==== Input material ====

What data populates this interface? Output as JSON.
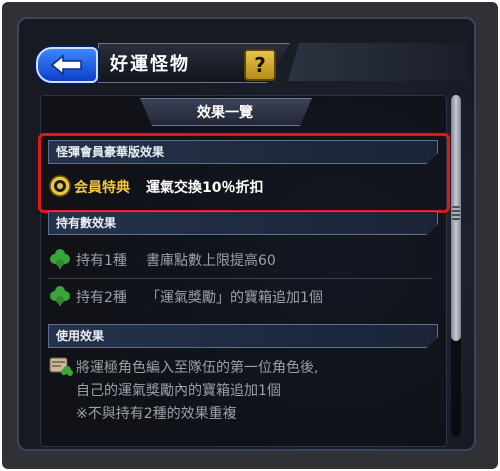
{
  "header": {
    "title": "好運怪物",
    "help_label": "?"
  },
  "effects_list": {
    "title": "效果一覽",
    "premium": {
      "category": "怪彈會員豪華版效果",
      "badge": "会員特典",
      "text": "運氣交換10％折扣"
    },
    "possession": {
      "category": "持有數效果",
      "rows": [
        {
          "label": "持有1種",
          "text": "書庫點數上限提高60"
        },
        {
          "label": "持有2種",
          "text": "「運氣獎勵」的寶箱追加1個"
        }
      ]
    },
    "usage": {
      "category": "使用效果",
      "lines": [
        "將運極角色編入至隊伍的第一位角色後,",
        "自己的運氣獎勵內的寶箱追加1個",
        "※不與持有2種的效果重複"
      ]
    }
  },
  "colors": {
    "highlight": "#e01818",
    "accent_gold": "#e8c44a",
    "clover_green": "#3aa63a",
    "back_blue": "#1f5ee8"
  }
}
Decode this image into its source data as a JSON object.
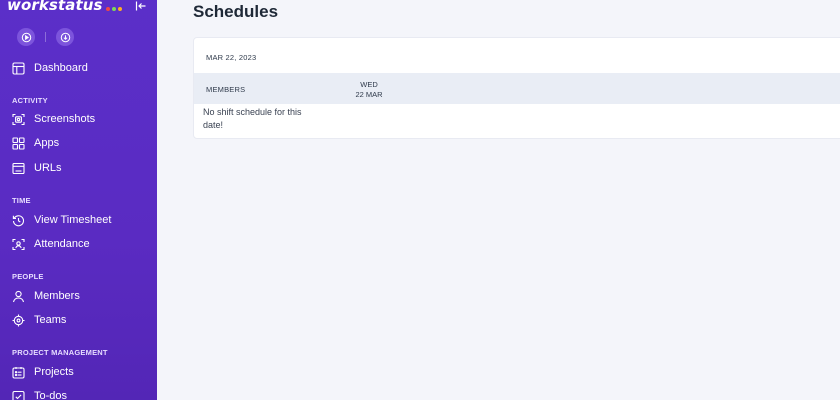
{
  "brand": {
    "name": "workstatus",
    "dot_colors": [
      "#f04747",
      "#7ed957",
      "#ffb020"
    ]
  },
  "sidebar": {
    "top_buttons": [
      {
        "icon": "play-circle-icon"
      },
      {
        "icon": "download-circle-icon"
      }
    ],
    "dashboard": {
      "label": "Dashboard",
      "icon": "layout-icon"
    },
    "sections": [
      {
        "label": "ACTIVITY",
        "items": [
          {
            "label": "Screenshots",
            "icon": "screenshot-icon"
          },
          {
            "label": "Apps",
            "icon": "apps-grid-icon"
          },
          {
            "label": "URLs",
            "icon": "browser-window-icon"
          }
        ]
      },
      {
        "label": "TIME",
        "items": [
          {
            "label": "View Timesheet",
            "icon": "history-clock-icon"
          },
          {
            "label": "Attendance",
            "icon": "face-scan-icon"
          }
        ]
      },
      {
        "label": "PEOPLE",
        "items": [
          {
            "label": "Members",
            "icon": "user-icon"
          },
          {
            "label": "Teams",
            "icon": "target-icon"
          }
        ]
      },
      {
        "label": "PROJECT MANAGEMENT",
        "items": [
          {
            "label": "Projects",
            "icon": "project-list-icon"
          },
          {
            "label": "To-dos",
            "icon": "todo-icon"
          }
        ]
      }
    ]
  },
  "main": {
    "title": "Schedules",
    "card": {
      "date": "MAR 22, 2023",
      "columns": {
        "members": "MEMBERS",
        "day_name": "WED",
        "day_date": "22 MAR"
      },
      "empty_message": "No shift schedule for this date!"
    }
  },
  "colors": {
    "sidebar": "#5b2fc9",
    "background": "#f4f5fa",
    "table_header": "#e9edf5"
  }
}
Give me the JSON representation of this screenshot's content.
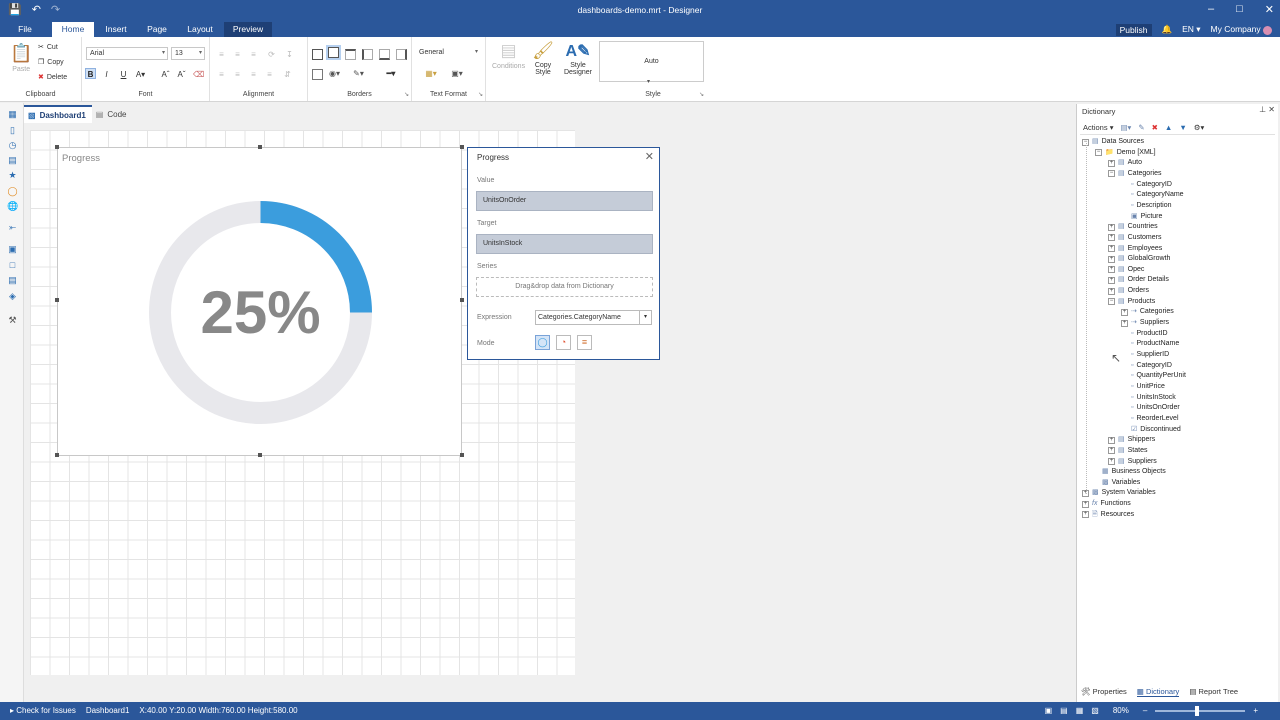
{
  "window": {
    "title": "dashboards-demo.mrt - Designer",
    "quick_access": [
      "save-icon",
      "undo-icon",
      "redo-icon"
    ],
    "controls": [
      "minimize-icon",
      "maximize-icon",
      "close-icon"
    ]
  },
  "menu": {
    "tabs": [
      "File",
      "Home",
      "Insert",
      "Page",
      "Layout",
      "Preview"
    ],
    "active_tab": "Home",
    "publish": "Publish",
    "language": "EN",
    "company": "My Company"
  },
  "ribbon": {
    "clipboard": {
      "paste": "Paste",
      "cut": "Cut",
      "copy": "Copy",
      "delete": "Delete",
      "label": "Clipboard"
    },
    "font": {
      "family": "Arial",
      "size": "13",
      "label": "Font"
    },
    "alignment": {
      "label": "Alignment"
    },
    "borders": {
      "label": "Borders"
    },
    "text_format": {
      "value": "General",
      "label": "Text Format"
    },
    "tools": {
      "conditions": "Conditions",
      "copy_style": "Copy Style",
      "style_designer": "Style Designer"
    },
    "style": {
      "value": "Auto",
      "label": "Style"
    }
  },
  "doc_tabs": [
    {
      "label": "Dashboard1",
      "active": true
    },
    {
      "label": "Code",
      "active": false
    }
  ],
  "widget": {
    "title": "Progress",
    "value_label": "25%",
    "progress": 0.25,
    "colors": {
      "fill": "#3b9ddd",
      "track": "#e8e8ec"
    }
  },
  "progress_panel": {
    "title": "Progress",
    "value_label": "Value",
    "value_field": "UnitsOnOrder",
    "target_label": "Target",
    "target_field": "UnitsInStock",
    "series_label": "Series",
    "series_placeholder": "Drag&drop data from Dictionary",
    "expression_label": "Expression",
    "expression_value": "Categories.CategoryName",
    "mode_label": "Mode"
  },
  "dictionary": {
    "title": "Dictionary",
    "actions": "Actions",
    "tree": [
      {
        "label": "Data Sources",
        "icon": "datasource-icon"
      },
      {
        "label": "Demo [XML]",
        "icon": "folder-icon"
      },
      {
        "label": "Auto",
        "icon": "table-icon"
      },
      {
        "label": "Categories",
        "icon": "table-icon"
      },
      {
        "label": "CategoryID",
        "icon": "column-icon"
      },
      {
        "label": "CategoryName",
        "icon": "column-icon"
      },
      {
        "label": "Description",
        "icon": "column-icon"
      },
      {
        "label": "Picture",
        "icon": "image-column-icon"
      },
      {
        "label": "Countries",
        "icon": "table-icon"
      },
      {
        "label": "Customers",
        "icon": "table-icon"
      },
      {
        "label": "Employees",
        "icon": "table-icon"
      },
      {
        "label": "GlobalGrowth",
        "icon": "table-icon"
      },
      {
        "label": "Opec",
        "icon": "table-icon"
      },
      {
        "label": "Order Details",
        "icon": "table-icon"
      },
      {
        "label": "Orders",
        "icon": "table-icon"
      },
      {
        "label": "Products",
        "icon": "table-icon"
      },
      {
        "label": "Categories",
        "icon": "relation-icon"
      },
      {
        "label": "Suppliers",
        "icon": "relation-icon"
      },
      {
        "label": "ProductID",
        "icon": "column-icon"
      },
      {
        "label": "ProductName",
        "icon": "column-icon"
      },
      {
        "label": "SupplierID",
        "icon": "column-icon"
      },
      {
        "label": "CategoryID",
        "icon": "column-icon"
      },
      {
        "label": "QuantityPerUnit",
        "icon": "column-icon"
      },
      {
        "label": "UnitPrice",
        "icon": "column-icon"
      },
      {
        "label": "UnitsInStock",
        "icon": "column-icon"
      },
      {
        "label": "UnitsOnOrder",
        "icon": "column-icon"
      },
      {
        "label": "ReorderLevel",
        "icon": "column-icon"
      },
      {
        "label": "Discontinued",
        "icon": "checkbox-column-icon"
      },
      {
        "label": "Shippers",
        "icon": "table-icon"
      },
      {
        "label": "States",
        "icon": "table-icon"
      },
      {
        "label": "Suppliers",
        "icon": "table-icon"
      },
      {
        "label": "Business Objects",
        "icon": "business-objects-icon"
      },
      {
        "label": "Variables",
        "icon": "variables-icon"
      },
      {
        "label": "System Variables",
        "icon": "variables-icon"
      },
      {
        "label": "Functions",
        "icon": "function-icon"
      },
      {
        "label": "Resources",
        "icon": "resources-icon"
      }
    ],
    "tabs": [
      "Properties",
      "Dictionary",
      "Report Tree"
    ],
    "active_tab": "Dictionary"
  },
  "status": {
    "check": "Check for Issues",
    "page": "Dashboard1",
    "coords": "X:40.00  Y:20.00  Width:760.00  Height:580.00",
    "zoom": "80%"
  }
}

====

→ Written task:
Leave out every picture and copy the rest of the records exactly.

→ Written response:
What data populates this interface? Output as JSON.
{
  "header": {
    "title": "好運怪物",
    "help_label": "?"
  },
  "effects_list": {
    "title": "效果一覽",
    "premium": {
      "category": "怪彈會員豪華版效果",
      "badge": "会員特典",
      "text": "運氣交換10％折扣"
    },
    "possession": {
      "category": "持有數效果",
      "rows": [
        {
          "label": "持有1種",
          "text": "書庫點數上限提高60"
        },
        {
          "label": "持有2種",
          "text": "「運氣獎勵」的寶箱追加1個"
        }
      ]
    },
    "usage": {
      "category": "使用效果",
      "lines": [
        "將運極角色編入至隊伍的第一位角色後,",
        "自己的運氣獎勵內的寶箱追加1個",
        "※不與持有2種的效果重複"
      ]
    }
  },
  "colors": {
    "highlight": "#e01818",
    "accent_gold": "#e8c44a",
    "clover_green": "#3aa63a",
    "back_blue": "#1f5ee8"
  }
}
Decode this image into its source data as a JSON object.
{
  "brand": {
    "name": "workstatus",
    "dot_colors": [
      "#f04747",
      "#7ed957",
      "#ffb020"
    ]
  },
  "sidebar": {
    "top_buttons": [
      {
        "icon": "play-circle-icon"
      },
      {
        "icon": "download-circle-icon"
      }
    ],
    "dashboard": {
      "label": "Dashboard",
      "icon": "layout-icon"
    },
    "sections": [
      {
        "label": "ACTIVITY",
        "items": [
          {
            "label": "Screenshots",
            "icon": "screenshot-icon"
          },
          {
            "label": "Apps",
            "icon": "apps-grid-icon"
          },
          {
            "label": "URLs",
            "icon": "browser-window-icon"
          }
        ]
      },
      {
        "label": "TIME",
        "items": [
          {
            "label": "View Timesheet",
            "icon": "history-clock-icon"
          },
          {
            "label": "Attendance",
            "icon": "face-scan-icon"
          }
        ]
      },
      {
        "label": "PEOPLE",
        "items": [
          {
            "label": "Members",
            "icon": "user-icon"
          },
          {
            "label": "Teams",
            "icon": "target-icon"
          }
        ]
      },
      {
        "label": "PROJECT MANAGEMENT",
        "items": [
          {
            "label": "Projects",
            "icon": "project-list-icon"
          },
          {
            "label": "To-dos",
            "icon": "todo-icon"
          }
        ]
      }
    ]
  },
  "main": {
    "title": "Schedules",
    "card": {
      "date": "MAR 22, 2023",
      "columns": {
        "members": "MEMBERS",
        "day_name": "WED",
        "day_date": "22 MAR"
      },
      "empty_message": "No shift schedule for this date!"
    }
  },
  "colors": {
    "sidebar": "#5b2fc9",
    "background": "#f4f5fa",
    "table_header": "#e9edf5"
  }
}
Give me the JSON representation of this screenshot's content.
{
  "window": {
    "title": "dashboards-demo.mrt - Designer",
    "quick_access": [
      "save-icon",
      "undo-icon",
      "redo-icon"
    ],
    "controls": [
      "minimize-icon",
      "maximize-icon",
      "close-icon"
    ]
  },
  "menu": {
    "tabs": [
      "File",
      "Home",
      "Insert",
      "Page",
      "Layout",
      "Preview"
    ],
    "active_tab": "Home",
    "publish": "Publish",
    "language": "EN",
    "company": "My Company"
  },
  "ribbon": {
    "clipboard": {
      "paste": "Paste",
      "cut": "Cut",
      "copy": "Copy",
      "delete": "Delete",
      "label": "Clipboard"
    },
    "font": {
      "family": "Arial",
      "size": "13",
      "label": "Font"
    },
    "alignment": {
      "label": "Alignment"
    },
    "borders": {
      "label": "Borders"
    },
    "text_format": {
      "value": "General",
      "label": "Text Format"
    },
    "tools": {
      "conditions": "Conditions",
      "copy_style": "Copy Style",
      "style_designer": "Style Designer"
    },
    "style": {
      "value": "Auto",
      "label": "Style"
    }
  },
  "doc_tabs": [
    {
      "label": "Dashboard1",
      "active": true
    },
    {
      "label": "Code",
      "active": false
    }
  ],
  "widget": {
    "title": "Progress",
    "value_label": "25%",
    "progress": 0.25,
    "colors": {
      "fill": "#3b9ddd",
      "track": "#e8e8ec"
    }
  },
  "progress_panel": {
    "title": "Progress",
    "value_label": "Value",
    "value_field": "UnitsOnOrder",
    "target_label": "Target",
    "target_field": "UnitsInStock",
    "series_label": "Series",
    "series_placeholder": "Drag&drop data from Dictionary",
    "expression_label": "Expression",
    "expression_value": "Categories.CategoryName",
    "mode_label": "Mode"
  },
  "dictionary": {
    "title": "Dictionary",
    "actions": "Actions",
    "tree": [
      {
        "label": "Data Sources",
        "icon": "datasource-icon"
      },
      {
        "label": "Demo [XML]",
        "icon": "folder-icon"
      },
      {
        "label": "Auto",
        "icon": "table-icon"
      },
      {
        "label": "Categories",
        "icon": "table-icon"
      },
      {
        "label": "CategoryID",
        "icon": "column-icon"
      },
      {
        "label": "CategoryName",
        "icon": "column-icon"
      },
      {
        "label": "Description",
        "icon": "column-icon"
      },
      {
        "label": "Picture",
        "icon": "image-column-icon"
      },
      {
        "label": "Countries",
        "icon": "table-icon"
      },
      {
        "label": "Customers",
        "icon": "table-icon"
      },
      {
        "label": "Employees",
        "icon": "table-icon"
      },
      {
        "label": "GlobalGrowth",
        "icon": "table-icon"
      },
      {
        "label": "Opec",
        "icon": "table-icon"
      },
      {
        "label": "Order Details",
        "icon": "table-icon"
      },
      {
        "label": "Orders",
        "icon": "table-icon"
      },
      {
        "label": "Products",
        "icon": "table-icon"
      },
      {
        "label": "Categories",
        "icon": "relation-icon"
      },
      {
        "label": "Suppliers",
        "icon": "relation-icon"
      },
      {
        "label": "ProductID",
        "icon": "column-icon"
      },
      {
        "label": "ProductName",
        "icon": "column-icon"
      },
      {
        "label": "SupplierID",
        "icon": "column-icon"
      },
      {
        "label": "CategoryID",
        "icon": "column-icon"
      },
      {
        "label": "QuantityPerUnit",
        "icon": "column-icon"
      },
      {
        "label": "UnitPrice",
        "icon": "column-icon"
      },
      {
        "label": "UnitsInStock",
        "icon": "column-icon"
      },
      {
        "label": "UnitsOnOrder",
        "icon": "column-icon"
      },
      {
        "label": "ReorderLevel",
        "icon": "column-icon"
      },
      {
        "label": "Discontinued",
        "icon": "checkbox-column-icon"
      },
      {
        "label": "Shippers",
        "icon": "table-icon"
      },
      {
        "label": "States",
        "icon": "table-icon"
      },
      {
        "label": "Suppliers",
        "icon": "table-icon"
      },
      {
        "label": "Business Objects",
        "icon": "business-objects-icon"
      },
      {
        "label": "Variables",
        "icon": "variables-icon"
      },
      {
        "label": "System Variables",
        "icon": "variables-icon"
      },
      {
        "label": "Functions",
        "icon": "function-icon"
      },
      {
        "label": "Resources",
        "icon": "resources-icon"
      }
    ],
    "tabs": [
      "Properties",
      "Dictionary",
      "Report Tree"
    ],
    "active_tab": "Dictionary"
  },
  "status": {
    "check": "Check for Issues",
    "page": "Dashboard1",
    "coords": "X:40.00  Y:20.00  Width:760.00  Height:580.00",
    "zoom": "80%"
  }
}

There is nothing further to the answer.